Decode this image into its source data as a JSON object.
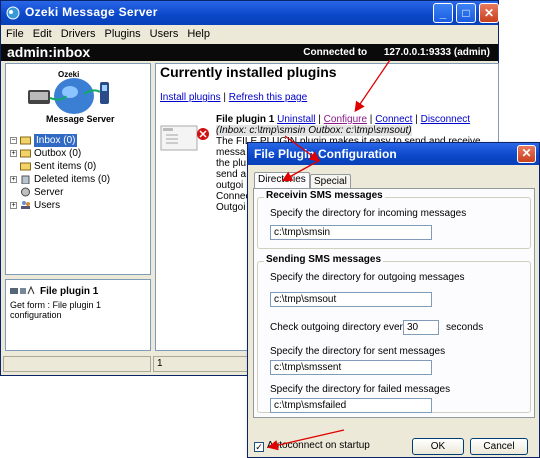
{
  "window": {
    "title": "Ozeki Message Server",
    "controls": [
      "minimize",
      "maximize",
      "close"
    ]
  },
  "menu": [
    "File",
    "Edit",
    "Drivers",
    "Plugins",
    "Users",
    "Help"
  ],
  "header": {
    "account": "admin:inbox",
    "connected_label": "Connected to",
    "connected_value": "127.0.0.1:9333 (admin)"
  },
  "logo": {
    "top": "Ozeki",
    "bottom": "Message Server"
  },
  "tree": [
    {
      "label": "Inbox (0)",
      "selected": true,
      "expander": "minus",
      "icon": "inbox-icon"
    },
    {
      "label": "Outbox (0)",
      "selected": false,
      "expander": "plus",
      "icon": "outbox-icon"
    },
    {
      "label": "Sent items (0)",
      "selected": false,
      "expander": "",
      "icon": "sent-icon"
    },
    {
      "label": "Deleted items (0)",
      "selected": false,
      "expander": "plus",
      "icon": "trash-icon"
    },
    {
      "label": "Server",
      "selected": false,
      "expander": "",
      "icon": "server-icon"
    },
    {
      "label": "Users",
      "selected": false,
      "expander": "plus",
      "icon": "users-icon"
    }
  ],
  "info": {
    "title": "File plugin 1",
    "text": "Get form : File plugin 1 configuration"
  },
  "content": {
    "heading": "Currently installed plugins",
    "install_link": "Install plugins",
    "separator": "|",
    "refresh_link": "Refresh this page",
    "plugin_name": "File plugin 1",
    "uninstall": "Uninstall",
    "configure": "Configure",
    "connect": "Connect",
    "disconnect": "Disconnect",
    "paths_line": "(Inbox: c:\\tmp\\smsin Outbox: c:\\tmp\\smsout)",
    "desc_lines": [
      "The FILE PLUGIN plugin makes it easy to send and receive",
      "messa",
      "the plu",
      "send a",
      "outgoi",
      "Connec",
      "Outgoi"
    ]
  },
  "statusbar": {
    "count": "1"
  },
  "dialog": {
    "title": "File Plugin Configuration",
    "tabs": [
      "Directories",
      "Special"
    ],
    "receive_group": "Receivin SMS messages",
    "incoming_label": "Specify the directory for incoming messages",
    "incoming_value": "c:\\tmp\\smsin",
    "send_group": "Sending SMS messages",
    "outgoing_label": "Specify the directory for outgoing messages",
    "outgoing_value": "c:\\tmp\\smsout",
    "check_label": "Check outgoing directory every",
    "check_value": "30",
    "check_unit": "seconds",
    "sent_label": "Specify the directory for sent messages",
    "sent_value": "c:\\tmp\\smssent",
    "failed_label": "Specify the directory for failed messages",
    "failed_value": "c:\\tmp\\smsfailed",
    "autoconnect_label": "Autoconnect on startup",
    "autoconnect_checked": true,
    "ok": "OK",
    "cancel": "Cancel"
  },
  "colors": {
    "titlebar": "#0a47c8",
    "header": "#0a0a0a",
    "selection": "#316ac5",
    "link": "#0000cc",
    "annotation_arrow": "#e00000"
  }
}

◇ ◇ ◇ ◇

Exercise description:
Without including any pictures, output all the entries above exactly.

Response:
Decode this image into its source data as a JSON object.
{
  "window": {
    "title": "Ozeki Message Server",
    "controls": [
      "minimize",
      "maximize",
      "close"
    ]
  },
  "menu": [
    "File",
    "Edit",
    "Drivers",
    "Plugins",
    "Users",
    "Help"
  ],
  "header": {
    "account": "admin:inbox",
    "connected_label": "Connected to",
    "connected_value": "127.0.0.1:9333 (admin)"
  },
  "logo": {
    "top": "Ozeki",
    "bottom": "Message Server"
  },
  "tree": [
    {
      "label": "Inbox (0)",
      "selected": true,
      "expander": "minus",
      "icon": "inbox-icon"
    },
    {
      "label": "Outbox (0)",
      "selected": false,
      "expander": "plus",
      "icon": "outbox-icon"
    },
    {
      "label": "Sent items (0)",
      "selected": false,
      "expander": "",
      "icon": "sent-icon"
    },
    {
      "label": "Deleted items (0)",
      "selected": false,
      "expander": "plus",
      "icon": "trash-icon"
    },
    {
      "label": "Server",
      "selected": false,
      "expander": "",
      "icon": "server-icon"
    },
    {
      "label": "Users",
      "selected": false,
      "expander": "plus",
      "icon": "users-icon"
    }
  ],
  "info": {
    "title": "File plugin 1",
    "text": "Get form : File plugin 1 configuration"
  },
  "content": {
    "heading": "Currently installed plugins",
    "install_link": "Install plugins",
    "separator": "|",
    "refresh_link": "Refresh this page",
    "plugin_name": "File plugin 1",
    "uninstall": "Uninstall",
    "configure": "Configure",
    "connect": "Connect",
    "disconnect": "Disconnect",
    "paths_line": "(Inbox: c:\\tmp\\smsin Outbox: c:\\tmp\\smsout)",
    "desc_lines": [
      "The FILE PLUGIN plugin makes it easy to send and receive",
      "messa",
      "the plu",
      "send a",
      "outgoi",
      "Connec",
      "Outgoi"
    ]
  },
  "statusbar": {
    "count": "1"
  },
  "dialog": {
    "title": "File Plugin Configuration",
    "tabs": [
      "Directories",
      "Special"
    ],
    "receive_group": "Receivin SMS messages",
    "incoming_label": "Specify the directory for incoming messages",
    "incoming_value": "c:\\tmp\\smsin",
    "send_group": "Sending SMS messages",
    "outgoing_label": "Specify the directory for outgoing messages",
    "outgoing_value": "c:\\tmp\\smsout",
    "check_label": "Check outgoing directory every",
    "check_value": "30",
    "check_unit": "seconds",
    "sent_label": "Specify the directory for sent messages",
    "sent_value": "c:\\tmp\\smssent",
    "failed_label": "Specify the directory for failed messages",
    "failed_value": "c:\\tmp\\smsfailed",
    "autoconnect_label": "Autoconnect on startup",
    "autoconnect_checked": true,
    "ok": "OK",
    "cancel": "Cancel"
  },
  "colors": {
    "titlebar": "#0a47c8",
    "header": "#0a0a0a",
    "selection": "#316ac5",
    "link": "#0000cc",
    "annotation_arrow": "#e00000"
  }
}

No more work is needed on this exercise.